Would you set down every entry shown below, precisely as written?

== == ==

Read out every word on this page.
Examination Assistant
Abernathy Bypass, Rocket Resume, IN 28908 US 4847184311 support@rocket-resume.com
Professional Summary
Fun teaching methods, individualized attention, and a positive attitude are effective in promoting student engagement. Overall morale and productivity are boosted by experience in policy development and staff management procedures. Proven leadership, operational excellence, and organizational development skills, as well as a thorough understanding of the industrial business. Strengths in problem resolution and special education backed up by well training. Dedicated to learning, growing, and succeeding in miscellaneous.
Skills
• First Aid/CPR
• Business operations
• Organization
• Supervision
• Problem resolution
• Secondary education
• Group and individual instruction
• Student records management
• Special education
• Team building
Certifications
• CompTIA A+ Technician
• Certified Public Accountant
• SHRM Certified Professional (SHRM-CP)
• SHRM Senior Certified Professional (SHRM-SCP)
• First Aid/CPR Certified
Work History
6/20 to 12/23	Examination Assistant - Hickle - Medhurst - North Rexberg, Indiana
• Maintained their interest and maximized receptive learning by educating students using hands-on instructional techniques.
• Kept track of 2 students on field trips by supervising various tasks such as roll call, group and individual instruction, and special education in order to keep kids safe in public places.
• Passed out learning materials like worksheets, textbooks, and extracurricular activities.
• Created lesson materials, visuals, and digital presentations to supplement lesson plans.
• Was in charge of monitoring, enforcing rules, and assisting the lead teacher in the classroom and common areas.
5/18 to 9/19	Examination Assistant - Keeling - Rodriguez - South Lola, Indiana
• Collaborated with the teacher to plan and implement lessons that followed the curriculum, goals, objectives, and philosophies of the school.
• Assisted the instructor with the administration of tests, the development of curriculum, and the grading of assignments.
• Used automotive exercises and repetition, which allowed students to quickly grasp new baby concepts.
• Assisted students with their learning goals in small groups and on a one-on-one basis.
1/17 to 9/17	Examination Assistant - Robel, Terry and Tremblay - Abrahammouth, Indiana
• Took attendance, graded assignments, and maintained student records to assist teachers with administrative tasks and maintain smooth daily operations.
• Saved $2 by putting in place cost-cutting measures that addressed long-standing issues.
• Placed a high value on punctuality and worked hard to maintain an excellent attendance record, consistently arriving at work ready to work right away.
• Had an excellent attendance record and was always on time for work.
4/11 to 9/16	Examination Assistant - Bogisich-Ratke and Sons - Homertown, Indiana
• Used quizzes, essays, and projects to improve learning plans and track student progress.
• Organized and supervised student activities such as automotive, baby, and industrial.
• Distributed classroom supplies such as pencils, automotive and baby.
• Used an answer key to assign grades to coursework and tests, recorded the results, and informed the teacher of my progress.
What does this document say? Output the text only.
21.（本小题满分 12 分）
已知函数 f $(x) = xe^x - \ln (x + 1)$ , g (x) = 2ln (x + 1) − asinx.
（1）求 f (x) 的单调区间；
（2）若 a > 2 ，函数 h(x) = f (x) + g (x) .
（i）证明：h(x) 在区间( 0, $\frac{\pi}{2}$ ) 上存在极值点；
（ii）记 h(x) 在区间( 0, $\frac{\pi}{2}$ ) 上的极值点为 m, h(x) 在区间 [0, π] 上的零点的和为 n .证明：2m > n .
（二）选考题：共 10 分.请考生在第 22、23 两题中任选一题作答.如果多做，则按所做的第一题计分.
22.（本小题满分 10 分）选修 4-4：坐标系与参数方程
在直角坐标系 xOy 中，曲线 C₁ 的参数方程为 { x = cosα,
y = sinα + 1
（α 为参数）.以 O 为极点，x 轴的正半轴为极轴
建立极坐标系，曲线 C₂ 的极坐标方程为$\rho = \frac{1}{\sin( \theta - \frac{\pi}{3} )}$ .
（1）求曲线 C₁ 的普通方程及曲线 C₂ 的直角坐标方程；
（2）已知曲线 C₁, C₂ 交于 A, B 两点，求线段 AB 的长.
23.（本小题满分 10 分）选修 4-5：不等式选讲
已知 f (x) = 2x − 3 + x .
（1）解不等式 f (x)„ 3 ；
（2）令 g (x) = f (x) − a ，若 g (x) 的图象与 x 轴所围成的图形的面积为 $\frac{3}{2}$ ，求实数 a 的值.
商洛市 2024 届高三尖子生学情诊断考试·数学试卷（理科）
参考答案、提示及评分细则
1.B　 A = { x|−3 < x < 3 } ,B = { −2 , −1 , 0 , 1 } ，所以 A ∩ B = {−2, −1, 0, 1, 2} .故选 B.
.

== == ==

◆ In response:
Read out every word on this page.
Examination Assistant
Abernathy Bypass, Rocket Resume, IN 28908 US 4847184311 support@rocket-resume.com
Professional Summary
Fun teaching methods, individualized attention, and a positive attitude are effective in promoting student engagement. Overall morale and productivity are boosted by experience in policy development and staff management procedures. Proven leadership, operational excellence, and organizational development skills, as well as a thorough understanding of the industrial business. Strengths in problem resolution and special education backed up by well training. Dedicated to learning, growing, and succeeding in miscellaneous.
Skills
• First Aid/CPR
• Business operations
• Organization
• Supervision
• Problem resolution
• Secondary education
• Group and individual instruction
• Student records management
• Special education
• Team building
Certifications
• CompTIA A+ Technician
• Certified Public Accountant
• SHRM Certified Professional (SHRM-CP)
• SHRM Senior Certified Professional (SHRM-SCP)
• First Aid/CPR Certified
Work History
6/20 to 12/23	Examination Assistant - Hickle - Medhurst - North Rexberg, Indiana
• Maintained their interest and maximized receptive learning by educating students using hands-on instructional techniques.
• Kept track of 2 students on field trips by supervising various tasks such as roll call, group and individual instruction, and special education in order to keep kids safe in public places.
• Passed out learning materials like worksheets, textbooks, and extracurricular activities.
• Created lesson materials, visuals, and digital presentations to supplement lesson plans.
• Was in charge of monitoring, enforcing rules, and assisting the lead teacher in the classroom and common areas.
5/18 to 9/19	Examination Assistant - Keeling - Rodriguez - South Lola, Indiana
• Collaborated with the teacher to plan and implement lessons that followed the curriculum, goals, objectives, and philosophies of the school.
• Assisted the instructor with the administration of tests, the development of curriculum, and the grading of assignments.
• Used automotive exercises and repetition, which allowed students to quickly grasp new baby concepts.
• Assisted students with their learning goals in small groups and on a one-on-one basis.
1/17 to 9/17	Examination Assistant - Robel, Terry and Tremblay - Abrahammouth, Indiana
• Took attendance, graded assignments, and maintained student records to assist teachers with administrative tasks and maintain smooth daily operations.
• Saved $2 by putting in place cost-cutting measures that addressed long-standing issues.
• Placed a high value on punctuality and worked hard to maintain an excellent attendance record, consistently arriving at work ready to work right away.
• Had an excellent attendance record and was always on time for work.
4/11 to 9/16	Examination Assistant - Bogisich-Ratke and Sons - Homertown, Indiana
• Used quizzes, essays, and projects to improve learning plans and track student progress.
• Organized and supervised student activities such as automotive, baby, and industrial.
• Distributed classroom supplies such as pencils, automotive and baby.
• Used an answer key to assign grades to coursework and tests, recorded the results, and informed the teacher of my progress.
What does this document say? Output the text only.
21.（本小题满分 12 分）
已知函数 f $(x) = xe^x - \ln (x + 1)$ , g (x) = 2ln (x + 1) − asinx.
（1）求 f (x) 的单调区间；
（2）若 a > 2 ，函数 h(x) = f (x) + g (x) .
（i）证明：h(x) 在区间( 0, $\frac{\pi}{2}$ ) 上存在极值点；
（ii）记 h(x) 在区间( 0, $\frac{\pi}{2}$ ) 上的极值点为 m, h(x) 在区间 [0, π] 上的零点的和为 n .证明：2m > n .
（二）选考题：共 10 分.请考生在第 22、23 两题中任选一题作答.如果多做，则按所做的第一题计分.
22.（本小题满分 10 分）选修 4-4：坐标系与参数方程
在直角坐标系 xOy 中，曲线 C₁ 的参数方程为 { x = cosα,
y = sinα + 1
（α 为参数）.以 O 为极点，x 轴的正半轴为极轴
建立极坐标系，曲线 C₂ 的极坐标方程为$\rho = \frac{1}{\sin( \theta - \frac{\pi}{3} )}$ .
（1）求曲线 C₁ 的普通方程及曲线 C₂ 的直角坐标方程；
（2）已知曲线 C₁, C₂ 交于 A, B 两点，求线段 AB 的长.
23.（本小题满分 10 分）选修 4-5：不等式选讲
已知 f (x) = 2x − 3 + x .
（1）解不等式 f (x)„ 3 ；
（2）令 g (x) = f (x) − a ，若 g (x) 的图象与 x 轴所围成的图形的面积为 $\frac{3}{2}$ ，求实数 a 的值.
商洛市 2024 届高三尖子生学情诊断考试·数学试卷（理科）
参考答案、提示及评分细则
1.B　 A = { x|−3 < x < 3 } ,B = { −2 , −1 , 0 , 1 } ，所以 A ∩ B = {−2, −1, 0, 1, 2} .故选 B.
.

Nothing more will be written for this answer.